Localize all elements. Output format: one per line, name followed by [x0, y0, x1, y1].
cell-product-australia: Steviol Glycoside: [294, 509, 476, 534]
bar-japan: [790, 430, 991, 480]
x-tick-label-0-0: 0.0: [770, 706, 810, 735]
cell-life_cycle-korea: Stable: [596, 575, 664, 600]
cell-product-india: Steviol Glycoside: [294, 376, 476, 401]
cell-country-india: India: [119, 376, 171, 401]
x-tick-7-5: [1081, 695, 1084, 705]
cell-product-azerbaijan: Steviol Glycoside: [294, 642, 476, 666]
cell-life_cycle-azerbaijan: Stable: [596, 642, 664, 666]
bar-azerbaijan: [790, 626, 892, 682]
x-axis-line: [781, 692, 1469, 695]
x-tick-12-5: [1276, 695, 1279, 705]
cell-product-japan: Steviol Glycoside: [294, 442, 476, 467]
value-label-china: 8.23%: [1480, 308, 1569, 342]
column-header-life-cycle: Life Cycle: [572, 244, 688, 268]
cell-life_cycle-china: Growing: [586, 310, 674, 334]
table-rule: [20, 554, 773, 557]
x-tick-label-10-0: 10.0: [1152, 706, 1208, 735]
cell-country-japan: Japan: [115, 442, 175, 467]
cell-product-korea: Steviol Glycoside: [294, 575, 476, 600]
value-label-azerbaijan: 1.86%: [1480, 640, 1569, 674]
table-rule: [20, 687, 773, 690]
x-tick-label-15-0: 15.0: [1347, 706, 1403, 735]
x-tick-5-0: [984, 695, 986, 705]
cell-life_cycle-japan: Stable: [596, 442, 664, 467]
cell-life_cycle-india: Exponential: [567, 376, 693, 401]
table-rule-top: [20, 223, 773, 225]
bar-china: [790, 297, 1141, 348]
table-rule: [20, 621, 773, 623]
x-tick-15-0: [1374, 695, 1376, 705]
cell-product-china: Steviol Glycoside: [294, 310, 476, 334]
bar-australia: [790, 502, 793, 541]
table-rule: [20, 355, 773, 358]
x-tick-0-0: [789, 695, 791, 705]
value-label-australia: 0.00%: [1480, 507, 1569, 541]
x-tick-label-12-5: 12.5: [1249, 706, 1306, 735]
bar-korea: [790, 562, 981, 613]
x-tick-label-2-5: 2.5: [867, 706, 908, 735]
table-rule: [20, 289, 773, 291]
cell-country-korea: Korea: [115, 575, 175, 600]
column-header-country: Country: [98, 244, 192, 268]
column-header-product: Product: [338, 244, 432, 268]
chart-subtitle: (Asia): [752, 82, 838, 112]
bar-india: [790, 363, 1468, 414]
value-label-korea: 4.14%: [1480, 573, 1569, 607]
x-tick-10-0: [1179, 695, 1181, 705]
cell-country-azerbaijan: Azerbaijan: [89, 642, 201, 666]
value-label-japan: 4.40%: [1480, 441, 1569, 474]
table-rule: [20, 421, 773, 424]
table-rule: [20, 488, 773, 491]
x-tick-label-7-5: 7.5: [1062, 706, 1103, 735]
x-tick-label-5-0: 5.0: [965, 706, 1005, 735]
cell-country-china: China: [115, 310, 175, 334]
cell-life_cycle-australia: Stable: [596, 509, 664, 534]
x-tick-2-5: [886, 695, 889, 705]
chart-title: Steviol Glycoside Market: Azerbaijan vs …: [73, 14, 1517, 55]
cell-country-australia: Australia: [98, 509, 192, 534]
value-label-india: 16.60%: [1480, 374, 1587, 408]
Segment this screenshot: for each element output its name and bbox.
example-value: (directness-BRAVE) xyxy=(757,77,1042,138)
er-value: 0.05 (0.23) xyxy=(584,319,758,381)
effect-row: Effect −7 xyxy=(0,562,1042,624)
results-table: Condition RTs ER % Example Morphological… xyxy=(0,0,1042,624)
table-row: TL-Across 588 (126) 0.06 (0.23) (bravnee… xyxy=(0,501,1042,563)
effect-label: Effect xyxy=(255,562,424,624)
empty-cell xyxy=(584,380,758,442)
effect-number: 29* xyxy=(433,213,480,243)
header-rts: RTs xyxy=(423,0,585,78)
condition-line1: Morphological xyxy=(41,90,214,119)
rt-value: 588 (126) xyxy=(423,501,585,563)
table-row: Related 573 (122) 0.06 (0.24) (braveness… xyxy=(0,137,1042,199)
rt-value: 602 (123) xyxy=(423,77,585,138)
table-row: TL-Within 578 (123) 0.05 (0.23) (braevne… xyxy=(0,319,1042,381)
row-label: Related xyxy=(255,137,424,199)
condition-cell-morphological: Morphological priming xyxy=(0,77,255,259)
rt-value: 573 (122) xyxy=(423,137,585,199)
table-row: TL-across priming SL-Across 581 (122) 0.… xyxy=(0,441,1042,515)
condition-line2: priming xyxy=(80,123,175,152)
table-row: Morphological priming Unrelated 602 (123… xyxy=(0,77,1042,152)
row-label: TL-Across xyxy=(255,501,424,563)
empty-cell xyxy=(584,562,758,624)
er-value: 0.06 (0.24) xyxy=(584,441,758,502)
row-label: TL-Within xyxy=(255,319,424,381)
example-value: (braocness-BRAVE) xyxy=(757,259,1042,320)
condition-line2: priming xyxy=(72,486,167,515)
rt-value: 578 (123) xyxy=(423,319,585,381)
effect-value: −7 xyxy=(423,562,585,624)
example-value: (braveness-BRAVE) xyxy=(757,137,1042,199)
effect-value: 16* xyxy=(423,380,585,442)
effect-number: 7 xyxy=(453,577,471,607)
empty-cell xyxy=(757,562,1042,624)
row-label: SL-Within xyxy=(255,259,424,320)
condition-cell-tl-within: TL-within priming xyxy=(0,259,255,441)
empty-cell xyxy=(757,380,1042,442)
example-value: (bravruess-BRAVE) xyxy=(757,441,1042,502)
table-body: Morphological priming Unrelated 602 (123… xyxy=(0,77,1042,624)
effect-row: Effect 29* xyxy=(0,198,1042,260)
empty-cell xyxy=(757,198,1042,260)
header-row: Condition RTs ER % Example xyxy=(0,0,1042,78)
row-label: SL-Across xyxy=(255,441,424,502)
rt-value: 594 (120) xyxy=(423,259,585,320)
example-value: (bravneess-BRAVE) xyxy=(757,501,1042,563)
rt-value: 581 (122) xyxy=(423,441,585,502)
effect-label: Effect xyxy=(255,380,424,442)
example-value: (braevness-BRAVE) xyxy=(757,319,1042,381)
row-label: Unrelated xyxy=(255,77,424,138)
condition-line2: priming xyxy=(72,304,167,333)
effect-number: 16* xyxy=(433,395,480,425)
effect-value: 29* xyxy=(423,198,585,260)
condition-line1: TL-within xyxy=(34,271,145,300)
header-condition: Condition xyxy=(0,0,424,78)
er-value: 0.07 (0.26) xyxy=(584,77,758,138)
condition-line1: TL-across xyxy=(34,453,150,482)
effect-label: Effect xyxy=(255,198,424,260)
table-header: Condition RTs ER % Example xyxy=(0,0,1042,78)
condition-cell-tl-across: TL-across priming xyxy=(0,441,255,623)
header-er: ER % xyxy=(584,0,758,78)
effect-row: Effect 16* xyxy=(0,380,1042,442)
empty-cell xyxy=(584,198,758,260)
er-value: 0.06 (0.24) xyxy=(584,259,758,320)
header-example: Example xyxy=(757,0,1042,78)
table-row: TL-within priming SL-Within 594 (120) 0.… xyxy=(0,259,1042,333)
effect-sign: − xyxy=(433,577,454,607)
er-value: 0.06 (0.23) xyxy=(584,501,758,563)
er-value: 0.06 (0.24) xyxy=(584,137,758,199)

-*-*-

What is needed:
Extract the lines between the start of the records and the line holding "bar-azerbaijan: [790, 626, 892, 682]", inclusive, and repeat them word for word.

Finished task:
Localize all elements. Output format: one per line, name followed by [x0, y0, x1, y1].
cell-product-australia: Steviol Glycoside: [294, 509, 476, 534]
bar-japan: [790, 430, 991, 480]
x-tick-label-0-0: 0.0: [770, 706, 810, 735]
cell-life_cycle-korea: Stable: [596, 575, 664, 600]
cell-product-india: Steviol Glycoside: [294, 376, 476, 401]
cell-country-india: India: [119, 376, 171, 401]
x-tick-7-5: [1081, 695, 1084, 705]
cell-product-azerbaijan: Steviol Glycoside: [294, 642, 476, 666]
cell-life_cycle-azerbaijan: Stable: [596, 642, 664, 666]
bar-azerbaijan: [790, 626, 892, 682]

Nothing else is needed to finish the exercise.